Transcribe the entries below exactly; leave every image out.

>> START Exercise input

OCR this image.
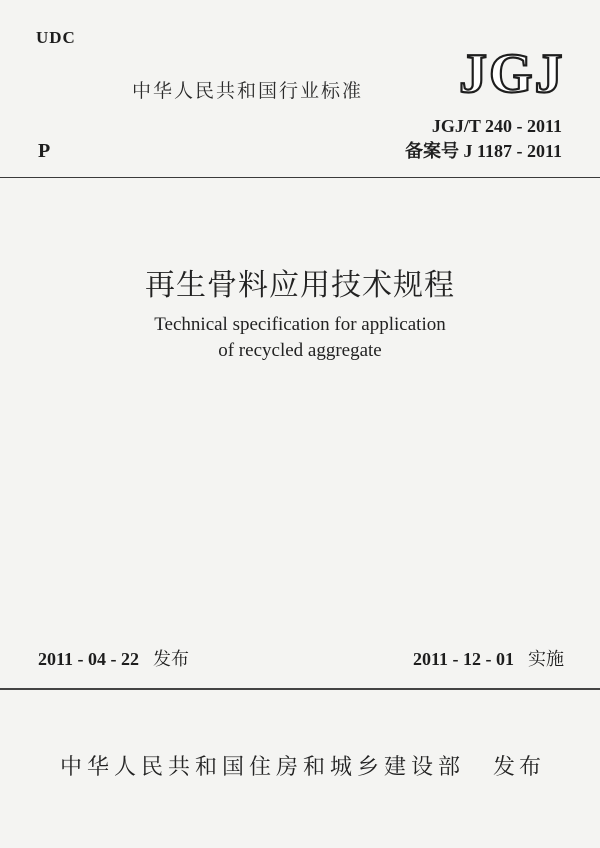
UDC
中华人民共和国行业标准 JGJ
JGJ/T 240 - 2011
备案号 J 1187 - 2011
P
再生骨料应用技术规程
Technical specification for application
of recycled aggregate
2011 - 04 - 22 发布	2011 - 12 - 01 实施
中华人民共和国住房和城乡建设部 发布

>> END Exercise input

* **Answer below**:
OCR this image.
UDC
中华人民共和国行业标准 JGJ
JGJ/T 240 - 2011
备案号 J 1187 - 2011
P
再生骨料应用技术规程
Technical specification for application
of recycled aggregate
2011 - 04 - 22 发布	2011 - 12 - 01 实施
中华人民共和国住房和城乡建设部 发布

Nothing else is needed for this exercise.